● What is being asked: Identify every line in the entries that contains the word "most", matching case exactly, and copy each such line.

**** Records supplied ****

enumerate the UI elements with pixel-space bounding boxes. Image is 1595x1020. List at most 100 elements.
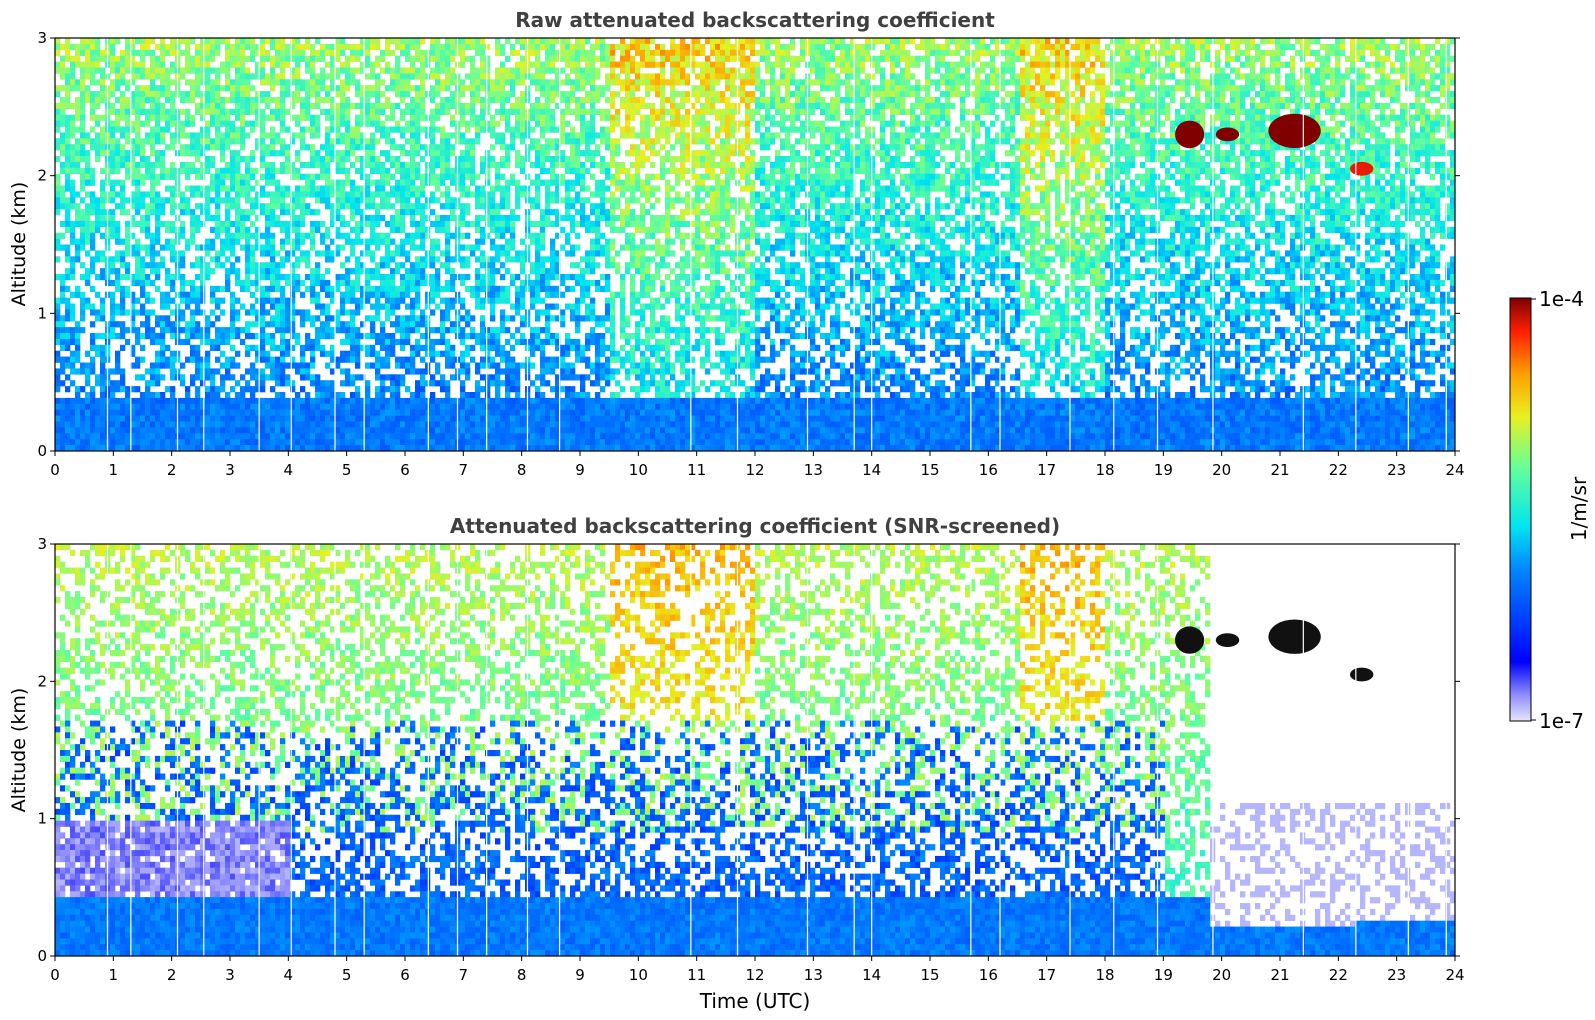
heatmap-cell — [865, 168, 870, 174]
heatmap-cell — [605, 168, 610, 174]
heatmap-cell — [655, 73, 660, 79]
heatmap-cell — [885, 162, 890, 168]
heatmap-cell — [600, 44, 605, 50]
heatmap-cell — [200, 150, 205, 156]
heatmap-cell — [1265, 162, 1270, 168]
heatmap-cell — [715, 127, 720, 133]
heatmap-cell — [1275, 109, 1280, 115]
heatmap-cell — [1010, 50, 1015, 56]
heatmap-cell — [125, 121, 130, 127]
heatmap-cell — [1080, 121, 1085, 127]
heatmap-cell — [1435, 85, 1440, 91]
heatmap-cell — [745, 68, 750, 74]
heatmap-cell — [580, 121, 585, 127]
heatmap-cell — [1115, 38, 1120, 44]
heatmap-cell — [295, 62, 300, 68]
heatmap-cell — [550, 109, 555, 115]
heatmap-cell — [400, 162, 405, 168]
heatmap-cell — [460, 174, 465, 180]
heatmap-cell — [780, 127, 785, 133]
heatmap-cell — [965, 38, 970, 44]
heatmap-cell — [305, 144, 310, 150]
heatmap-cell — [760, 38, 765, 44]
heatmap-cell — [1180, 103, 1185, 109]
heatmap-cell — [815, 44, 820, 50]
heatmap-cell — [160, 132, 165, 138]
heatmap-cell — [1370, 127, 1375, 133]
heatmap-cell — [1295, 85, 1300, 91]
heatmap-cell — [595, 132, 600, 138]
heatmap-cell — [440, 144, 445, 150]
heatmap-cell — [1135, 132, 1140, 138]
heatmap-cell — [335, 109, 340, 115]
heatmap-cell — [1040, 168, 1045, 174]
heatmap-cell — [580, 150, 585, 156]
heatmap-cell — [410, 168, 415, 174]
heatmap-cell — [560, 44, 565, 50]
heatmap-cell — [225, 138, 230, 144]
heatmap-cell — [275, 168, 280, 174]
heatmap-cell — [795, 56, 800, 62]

****

● Solution:
enumerate the UI elements with pixel-space bounding boxes. Image is 1595x1020. List at most 100 elements.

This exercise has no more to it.